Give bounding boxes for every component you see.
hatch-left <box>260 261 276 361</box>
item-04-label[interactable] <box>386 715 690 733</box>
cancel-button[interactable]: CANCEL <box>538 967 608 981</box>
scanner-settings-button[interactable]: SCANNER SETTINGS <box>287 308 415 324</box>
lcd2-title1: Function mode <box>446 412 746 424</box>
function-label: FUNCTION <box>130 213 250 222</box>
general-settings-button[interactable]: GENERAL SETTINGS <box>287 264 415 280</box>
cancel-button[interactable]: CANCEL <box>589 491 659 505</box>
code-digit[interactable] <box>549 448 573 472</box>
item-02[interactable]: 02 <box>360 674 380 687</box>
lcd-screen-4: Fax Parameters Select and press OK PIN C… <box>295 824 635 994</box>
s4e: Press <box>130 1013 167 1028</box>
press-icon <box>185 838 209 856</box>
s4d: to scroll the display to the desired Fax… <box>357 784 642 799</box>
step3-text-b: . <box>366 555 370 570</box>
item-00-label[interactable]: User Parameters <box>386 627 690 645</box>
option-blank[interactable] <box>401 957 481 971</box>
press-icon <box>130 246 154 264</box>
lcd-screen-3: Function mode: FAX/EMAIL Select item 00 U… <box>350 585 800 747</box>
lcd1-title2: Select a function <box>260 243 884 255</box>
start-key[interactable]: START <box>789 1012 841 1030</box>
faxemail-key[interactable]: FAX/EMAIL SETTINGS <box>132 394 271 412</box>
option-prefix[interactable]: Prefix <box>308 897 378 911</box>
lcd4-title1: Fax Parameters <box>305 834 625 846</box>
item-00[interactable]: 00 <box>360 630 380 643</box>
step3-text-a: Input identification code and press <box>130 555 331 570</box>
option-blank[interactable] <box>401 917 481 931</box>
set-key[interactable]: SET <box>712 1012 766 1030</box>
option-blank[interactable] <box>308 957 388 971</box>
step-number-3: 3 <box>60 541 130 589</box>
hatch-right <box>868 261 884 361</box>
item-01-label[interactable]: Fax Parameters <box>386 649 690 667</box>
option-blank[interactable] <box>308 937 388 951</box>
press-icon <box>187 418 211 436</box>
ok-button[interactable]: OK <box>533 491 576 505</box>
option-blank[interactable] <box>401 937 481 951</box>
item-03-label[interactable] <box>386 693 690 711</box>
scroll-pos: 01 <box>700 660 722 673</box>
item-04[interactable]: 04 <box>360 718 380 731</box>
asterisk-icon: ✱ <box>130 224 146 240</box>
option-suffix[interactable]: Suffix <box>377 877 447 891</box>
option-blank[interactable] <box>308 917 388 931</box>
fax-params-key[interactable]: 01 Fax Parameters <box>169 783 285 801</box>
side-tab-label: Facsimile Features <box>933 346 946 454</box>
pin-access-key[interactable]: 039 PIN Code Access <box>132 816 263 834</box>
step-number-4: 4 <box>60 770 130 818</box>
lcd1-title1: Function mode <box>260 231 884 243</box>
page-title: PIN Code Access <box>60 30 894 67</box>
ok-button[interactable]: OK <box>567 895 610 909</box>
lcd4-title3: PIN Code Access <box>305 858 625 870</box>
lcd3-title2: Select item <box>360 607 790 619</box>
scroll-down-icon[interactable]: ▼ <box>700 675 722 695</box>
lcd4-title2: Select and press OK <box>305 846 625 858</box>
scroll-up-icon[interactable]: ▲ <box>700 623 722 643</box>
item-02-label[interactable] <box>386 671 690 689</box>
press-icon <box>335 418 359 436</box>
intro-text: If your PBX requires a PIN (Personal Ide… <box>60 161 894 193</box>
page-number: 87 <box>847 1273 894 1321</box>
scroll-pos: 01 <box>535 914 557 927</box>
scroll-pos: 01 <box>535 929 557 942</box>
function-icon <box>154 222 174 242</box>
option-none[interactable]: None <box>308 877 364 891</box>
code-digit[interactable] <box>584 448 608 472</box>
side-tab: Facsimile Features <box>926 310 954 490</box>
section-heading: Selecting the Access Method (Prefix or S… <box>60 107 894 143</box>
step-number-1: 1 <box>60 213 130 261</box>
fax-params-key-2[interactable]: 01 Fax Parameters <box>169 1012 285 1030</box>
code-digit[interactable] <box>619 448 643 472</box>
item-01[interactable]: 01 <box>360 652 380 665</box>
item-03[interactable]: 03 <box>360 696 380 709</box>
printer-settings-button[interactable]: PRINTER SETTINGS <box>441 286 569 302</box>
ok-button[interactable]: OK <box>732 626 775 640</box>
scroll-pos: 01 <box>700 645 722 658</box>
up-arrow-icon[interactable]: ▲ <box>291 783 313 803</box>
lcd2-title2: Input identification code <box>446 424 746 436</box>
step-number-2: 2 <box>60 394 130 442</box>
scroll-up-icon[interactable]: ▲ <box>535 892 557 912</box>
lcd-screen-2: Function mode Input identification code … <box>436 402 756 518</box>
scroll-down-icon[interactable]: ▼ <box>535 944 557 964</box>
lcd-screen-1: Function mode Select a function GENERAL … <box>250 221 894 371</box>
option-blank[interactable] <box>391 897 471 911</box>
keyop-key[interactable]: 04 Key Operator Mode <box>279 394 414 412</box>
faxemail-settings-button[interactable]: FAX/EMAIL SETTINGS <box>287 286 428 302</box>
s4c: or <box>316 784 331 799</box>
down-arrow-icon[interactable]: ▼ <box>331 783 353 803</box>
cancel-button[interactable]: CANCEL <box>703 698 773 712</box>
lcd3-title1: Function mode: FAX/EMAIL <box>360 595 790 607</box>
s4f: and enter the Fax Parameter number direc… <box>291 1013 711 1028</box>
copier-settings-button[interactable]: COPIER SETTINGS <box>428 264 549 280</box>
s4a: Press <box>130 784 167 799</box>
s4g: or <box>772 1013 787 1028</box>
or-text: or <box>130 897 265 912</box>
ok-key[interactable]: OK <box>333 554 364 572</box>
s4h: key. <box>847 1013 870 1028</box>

Brief
Rewrite every item above, putting "Fax Settings" in place of each "Fax Parameters" and changing nothing else.

The result
Give bounding boxes for every component you see.
hatch-left <box>260 261 276 361</box>
item-04-label[interactable] <box>386 715 690 733</box>
cancel-button[interactable]: CANCEL <box>538 967 608 981</box>
scanner-settings-button[interactable]: SCANNER SETTINGS <box>287 308 415 324</box>
lcd2-title1: Function mode <box>446 412 746 424</box>
function-label: FUNCTION <box>130 213 250 222</box>
general-settings-button[interactable]: GENERAL SETTINGS <box>287 264 415 280</box>
cancel-button[interactable]: CANCEL <box>589 491 659 505</box>
code-digit[interactable] <box>549 448 573 472</box>
item-02[interactable]: 02 <box>360 674 380 687</box>
lcd-screen-4: Fax Settings Select and press OK PIN C… <box>295 824 635 994</box>
s4e: Press <box>130 1013 167 1028</box>
press-icon <box>185 838 209 856</box>
s4d: to scroll the display to the desired Fax… <box>357 784 642 799</box>
step3-text-b: . <box>366 555 370 570</box>
item-00-label[interactable]: User Parameters <box>386 627 690 645</box>
option-blank[interactable] <box>401 957 481 971</box>
press-icon <box>130 246 154 264</box>
lcd-screen-3: Function mode: FAX/EMAIL Select item 00 U… <box>350 585 800 747</box>
lcd1-title2: Select a function <box>260 243 884 255</box>
start-key[interactable]: START <box>789 1012 841 1030</box>
faxemail-key[interactable]: FAX/EMAIL SETTINGS <box>132 394 271 412</box>
option-prefix[interactable]: Prefix <box>308 897 378 911</box>
lcd4-title1: Fax Settings <box>305 834 625 846</box>
item-00[interactable]: 00 <box>360 630 380 643</box>
step3-text-a: Input identification code and press <box>130 555 331 570</box>
option-blank[interactable] <box>401 917 481 931</box>
set-key[interactable]: SET <box>712 1012 766 1030</box>
option-blank[interactable] <box>308 957 388 971</box>
step-number-3: 3 <box>60 541 130 589</box>
hatch-right <box>868 261 884 361</box>
item-01-label[interactable]: Fax Settings <box>386 649 690 667</box>
option-blank[interactable] <box>308 937 388 951</box>
press-icon <box>187 418 211 436</box>
ok-button[interactable]: OK <box>533 491 576 505</box>
option-blank[interactable] <box>401 937 481 951</box>
item-03-label[interactable] <box>386 693 690 711</box>
scroll-pos: 01 <box>700 660 722 673</box>
item-04[interactable]: 04 <box>360 718 380 731</box>
asterisk-icon: ✱ <box>130 224 146 240</box>
option-suffix[interactable]: Suffix <box>377 877 447 891</box>
option-blank[interactable] <box>308 917 388 931</box>
fax-params-key[interactable]: 01 Fax Settings <box>169 783 285 801</box>
side-tab-label: Facsimile Features <box>933 346 946 454</box>
pin-access-key[interactable]: 039 PIN Code Access <box>132 816 263 834</box>
step-number-4: 4 <box>60 770 130 818</box>
lcd1-title1: Function mode <box>260 231 884 243</box>
page-title: PIN Code Access <box>60 30 894 67</box>
ok-button[interactable]: OK <box>567 895 610 909</box>
lcd4-title3: PIN Code Access <box>305 858 625 870</box>
lcd3-title2: Select item <box>360 607 790 619</box>
scroll-down-icon[interactable]: ▼ <box>700 675 722 695</box>
lcd4-title2: Select and press OK <box>305 846 625 858</box>
scroll-up-icon[interactable]: ▲ <box>700 623 722 643</box>
item-02-label[interactable] <box>386 671 690 689</box>
press-icon <box>335 418 359 436</box>
intro-text: If your PBX requires a PIN (Personal Ide… <box>60 161 894 193</box>
page-number: 87 <box>847 1273 894 1321</box>
scroll-pos: 01 <box>535 914 557 927</box>
scroll-pos: 01 <box>535 929 557 942</box>
function-icon <box>154 222 174 242</box>
option-none[interactable]: None <box>308 877 364 891</box>
code-digit[interactable] <box>584 448 608 472</box>
side-tab: Facsimile Features <box>926 310 954 490</box>
section-heading: Selecting the Access Method (Prefix or S… <box>60 107 894 143</box>
step-number-1: 1 <box>60 213 130 261</box>
fax-params-key-2[interactable]: 01 Fax Settings <box>169 1012 285 1030</box>
code-digit[interactable] <box>619 448 643 472</box>
item-01[interactable]: 01 <box>360 652 380 665</box>
item-03[interactable]: 03 <box>360 696 380 709</box>
printer-settings-button[interactable]: PRINTER SETTINGS <box>441 286 569 302</box>
ok-button[interactable]: OK <box>732 626 775 640</box>
scroll-pos: 01 <box>700 645 722 658</box>
up-arrow-icon[interactable]: ▲ <box>291 783 313 803</box>
lcd2-title2: Input identification code <box>446 424 746 436</box>
step-number-2: 2 <box>60 394 130 442</box>
scroll-up-icon[interactable]: ▲ <box>535 892 557 912</box>
lcd-screen-2: Function mode Input identification code … <box>436 402 756 518</box>
scroll-down-icon[interactable]: ▼ <box>535 944 557 964</box>
lcd-screen-1: Function mode Select a function GENERAL … <box>250 221 894 371</box>
option-blank[interactable] <box>391 897 471 911</box>
keyop-key[interactable]: 04 Key Operator Mode <box>279 394 414 412</box>
faxemail-settings-button[interactable]: FAX/EMAIL SETTINGS <box>287 286 428 302</box>
s4c: or <box>316 784 331 799</box>
down-arrow-icon[interactable]: ▼ <box>331 783 353 803</box>
cancel-button[interactable]: CANCEL <box>703 698 773 712</box>
lcd3-title1: Function mode: FAX/EMAIL <box>360 595 790 607</box>
s4f: and enter the Fax Parameter number direc… <box>291 1013 711 1028</box>
copier-settings-button[interactable]: COPIER SETTINGS <box>428 264 549 280</box>
s4a: Press <box>130 784 167 799</box>
s4g: or <box>772 1013 787 1028</box>
or-text: or <box>130 897 265 912</box>
ok-key[interactable]: OK <box>333 554 364 572</box>
s4h: key. <box>847 1013 870 1028</box>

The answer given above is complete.